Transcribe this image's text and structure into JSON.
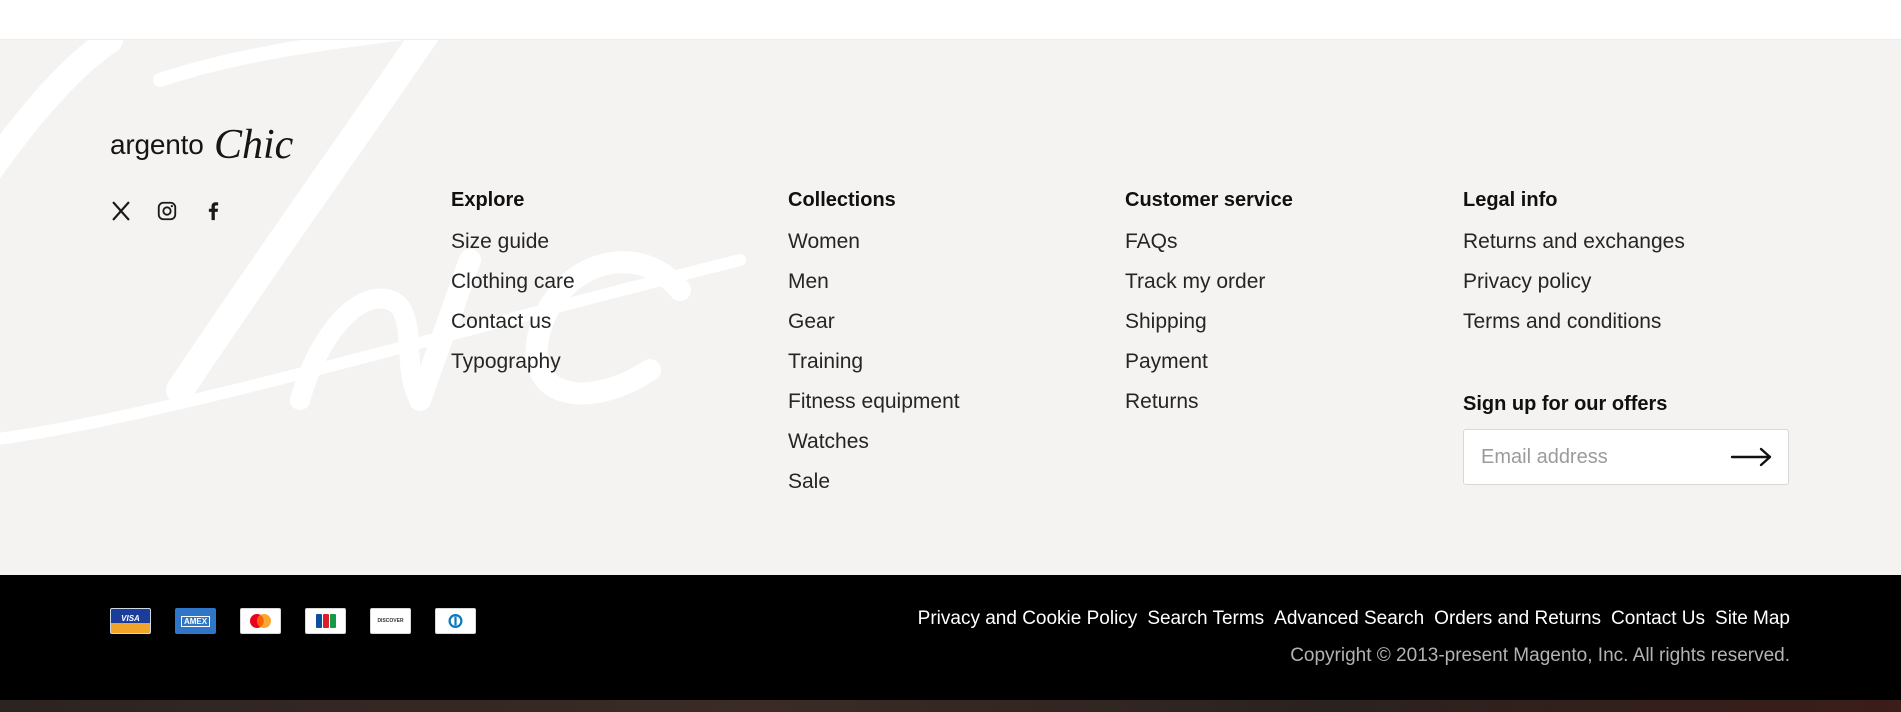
{
  "brand": {
    "wordmark": "argento",
    "script": "Chic"
  },
  "social": [
    {
      "icon": "x-icon"
    },
    {
      "icon": "instagram-icon"
    },
    {
      "icon": "facebook-icon"
    }
  ],
  "columns": {
    "explore": {
      "title": "Explore",
      "links": [
        "Size guide",
        "Clothing care",
        "Contact us",
        "Typography"
      ]
    },
    "collections": {
      "title": "Collections",
      "links": [
        "Women",
        "Men",
        "Gear",
        "Training",
        "Fitness equipment",
        "Watches",
        "Sale"
      ]
    },
    "customer_service": {
      "title": "Customer service",
      "links": [
        "FAQs",
        "Track my order",
        "Shipping",
        "Payment",
        "Returns"
      ]
    },
    "legal": {
      "title": "Legal info",
      "links": [
        "Returns and exchanges",
        "Privacy policy",
        "Terms and conditions"
      ]
    }
  },
  "newsletter": {
    "title": "Sign up for our offers",
    "placeholder": "Email address",
    "value": ""
  },
  "payments": [
    {
      "icon": "visa-icon",
      "label": "VISA"
    },
    {
      "icon": "amex-icon",
      "label": "AMEX"
    },
    {
      "icon": "mastercard-icon",
      "label": ""
    },
    {
      "icon": "jcb-icon",
      "label": "JCB"
    },
    {
      "icon": "discover-icon",
      "label": "DISCOVER"
    },
    {
      "icon": "diners-club-icon",
      "label": ""
    }
  ],
  "bottom_links": [
    "Privacy and Cookie Policy",
    "Search Terms",
    "Advanced Search",
    "Orders and Returns",
    "Contact Us",
    "Site Map"
  ],
  "copyright": "Copyright © 2013-present Magento, Inc. All rights reserved.",
  "colors": {
    "footer_bg": "#f4f3f1",
    "bottom_bar_bg": "#000000",
    "heading": "#101010",
    "link": "#252525",
    "copyright": "#b3b3b3"
  }
}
◇ ◇ ◇ ◇
- [Given instruction]:
Each line containing the word "Privacy" counts once; report the total alone.

- [Result of this exercise]:
2